PROVIDED MATERIAL>

--- --- ---

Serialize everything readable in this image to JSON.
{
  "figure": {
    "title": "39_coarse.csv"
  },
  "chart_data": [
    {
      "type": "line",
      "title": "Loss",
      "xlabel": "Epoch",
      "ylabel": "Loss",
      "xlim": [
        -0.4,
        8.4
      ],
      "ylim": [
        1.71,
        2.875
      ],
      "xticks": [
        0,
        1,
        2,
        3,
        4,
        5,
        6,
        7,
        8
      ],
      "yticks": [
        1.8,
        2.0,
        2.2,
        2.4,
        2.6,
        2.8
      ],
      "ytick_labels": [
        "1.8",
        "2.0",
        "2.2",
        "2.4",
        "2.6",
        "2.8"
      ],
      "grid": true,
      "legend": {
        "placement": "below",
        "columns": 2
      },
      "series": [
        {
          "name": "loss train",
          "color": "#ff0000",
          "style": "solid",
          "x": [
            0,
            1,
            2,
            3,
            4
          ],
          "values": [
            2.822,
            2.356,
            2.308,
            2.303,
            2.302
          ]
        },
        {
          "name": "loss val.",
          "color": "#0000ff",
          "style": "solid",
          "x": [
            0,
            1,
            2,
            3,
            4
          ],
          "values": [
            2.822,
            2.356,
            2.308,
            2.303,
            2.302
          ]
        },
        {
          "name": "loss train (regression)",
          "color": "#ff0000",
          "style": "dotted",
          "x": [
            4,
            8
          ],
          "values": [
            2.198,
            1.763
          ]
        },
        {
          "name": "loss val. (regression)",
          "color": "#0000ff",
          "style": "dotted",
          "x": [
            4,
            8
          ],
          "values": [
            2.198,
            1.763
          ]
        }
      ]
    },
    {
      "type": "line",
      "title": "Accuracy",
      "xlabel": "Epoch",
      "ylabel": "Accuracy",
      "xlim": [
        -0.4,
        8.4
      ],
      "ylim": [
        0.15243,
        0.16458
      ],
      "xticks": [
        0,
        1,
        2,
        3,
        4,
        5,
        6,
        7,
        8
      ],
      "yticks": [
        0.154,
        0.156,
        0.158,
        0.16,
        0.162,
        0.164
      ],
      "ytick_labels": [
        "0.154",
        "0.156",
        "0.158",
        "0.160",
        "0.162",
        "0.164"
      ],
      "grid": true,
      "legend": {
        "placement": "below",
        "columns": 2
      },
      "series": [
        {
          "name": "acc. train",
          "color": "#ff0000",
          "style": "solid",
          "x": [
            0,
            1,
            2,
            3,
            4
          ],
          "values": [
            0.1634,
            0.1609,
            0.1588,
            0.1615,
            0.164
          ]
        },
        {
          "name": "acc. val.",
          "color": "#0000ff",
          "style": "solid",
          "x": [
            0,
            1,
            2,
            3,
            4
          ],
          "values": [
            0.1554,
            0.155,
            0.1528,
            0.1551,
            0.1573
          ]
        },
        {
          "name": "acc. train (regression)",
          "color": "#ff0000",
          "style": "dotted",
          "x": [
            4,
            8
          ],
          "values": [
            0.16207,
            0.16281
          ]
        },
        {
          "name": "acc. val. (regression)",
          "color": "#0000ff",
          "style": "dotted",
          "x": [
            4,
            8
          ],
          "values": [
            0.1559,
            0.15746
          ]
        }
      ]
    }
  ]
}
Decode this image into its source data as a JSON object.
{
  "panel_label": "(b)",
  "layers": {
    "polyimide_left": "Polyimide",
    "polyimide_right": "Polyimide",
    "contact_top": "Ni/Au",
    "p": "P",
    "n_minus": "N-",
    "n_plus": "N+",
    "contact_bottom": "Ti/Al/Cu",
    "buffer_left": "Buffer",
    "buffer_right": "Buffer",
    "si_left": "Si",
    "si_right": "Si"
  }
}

--- --- ---

WHAT THE TASK REQUIRES> Transcribe all entries exactly as they are given.

REPLY>
Serialize everything readable in this image to JSON.
{
  "figure": {
    "title": "39_coarse.csv"
  },
  "chart_data": [
    {
      "type": "line",
      "title": "Loss",
      "xlabel": "Epoch",
      "ylabel": "Loss",
      "xlim": [
        -0.4,
        8.4
      ],
      "ylim": [
        1.71,
        2.875
      ],
      "xticks": [
        0,
        1,
        2,
        3,
        4,
        5,
        6,
        7,
        8
      ],
      "yticks": [
        1.8,
        2.0,
        2.2,
        2.4,
        2.6,
        2.8
      ],
      "ytick_labels": [
        "1.8",
        "2.0",
        "2.2",
        "2.4",
        "2.6",
        "2.8"
      ],
      "grid": true,
      "legend": {
        "placement": "below",
        "columns": 2
      },
      "series": [
        {
          "name": "loss train",
          "color": "#ff0000",
          "style": "solid",
          "x": [
            0,
            1,
            2,
            3,
            4
          ],
          "values": [
            2.822,
            2.356,
            2.308,
            2.303,
            2.302
          ]
        },
        {
          "name": "loss val.",
          "color": "#0000ff",
          "style": "solid",
          "x": [
            0,
            1,
            2,
            3,
            4
          ],
          "values": [
            2.822,
            2.356,
            2.308,
            2.303,
            2.302
          ]
        },
        {
          "name": "loss train (regression)",
          "color": "#ff0000",
          "style": "dotted",
          "x": [
            4,
            8
          ],
          "values": [
            2.198,
            1.763
          ]
        },
        {
          "name": "loss val. (regression)",
          "color": "#0000ff",
          "style": "dotted",
          "x": [
            4,
            8
          ],
          "values": [
            2.198,
            1.763
          ]
        }
      ]
    },
    {
      "type": "line",
      "title": "Accuracy",
      "xlabel": "Epoch",
      "ylabel": "Accuracy",
      "xlim": [
        -0.4,
        8.4
      ],
      "ylim": [
        0.15243,
        0.16458
      ],
      "xticks": [
        0,
        1,
        2,
        3,
        4,
        5,
        6,
        7,
        8
      ],
      "yticks": [
        0.154,
        0.156,
        0.158,
        0.16,
        0.162,
        0.164
      ],
      "ytick_labels": [
        "0.154",
        "0.156",
        "0.158",
        "0.160",
        "0.162",
        "0.164"
      ],
      "grid": true,
      "legend": {
        "placement": "below",
        "columns": 2
      },
      "series": [
        {
          "name": "acc. train",
          "color": "#ff0000",
          "style": "solid",
          "x": [
            0,
            1,
            2,
            3,
            4
          ],
          "values": [
            0.1634,
            0.1609,
            0.1588,
            0.1615,
            0.164
          ]
        },
        {
          "name": "acc. val.",
          "color": "#0000ff",
          "style": "solid",
          "x": [
            0,
            1,
            2,
            3,
            4
          ],
          "values": [
            0.1554,
            0.155,
            0.1528,
            0.1551,
            0.1573
          ]
        },
        {
          "name": "acc. train (regression)",
          "color": "#ff0000",
          "style": "dotted",
          "x": [
            4,
            8
          ],
          "values": [
            0.16207,
            0.16281
          ]
        },
        {
          "name": "acc. val. (regression)",
          "color": "#0000ff",
          "style": "dotted",
          "x": [
            4,
            8
          ],
          "values": [
            0.1559,
            0.15746
          ]
        }
      ]
    }
  ]
}
Decode this image into its source data as a JSON object.
{
  "panel_label": "(b)",
  "layers": {
    "polyimide_left": "Polyimide",
    "polyimide_right": "Polyimide",
    "contact_top": "Ni/Au",
    "p": "P",
    "n_minus": "N-",
    "n_plus": "N+",
    "contact_bottom": "Ti/Al/Cu",
    "buffer_left": "Buffer",
    "buffer_right": "Buffer",
    "si_left": "Si",
    "si_right": "Si"
  }
}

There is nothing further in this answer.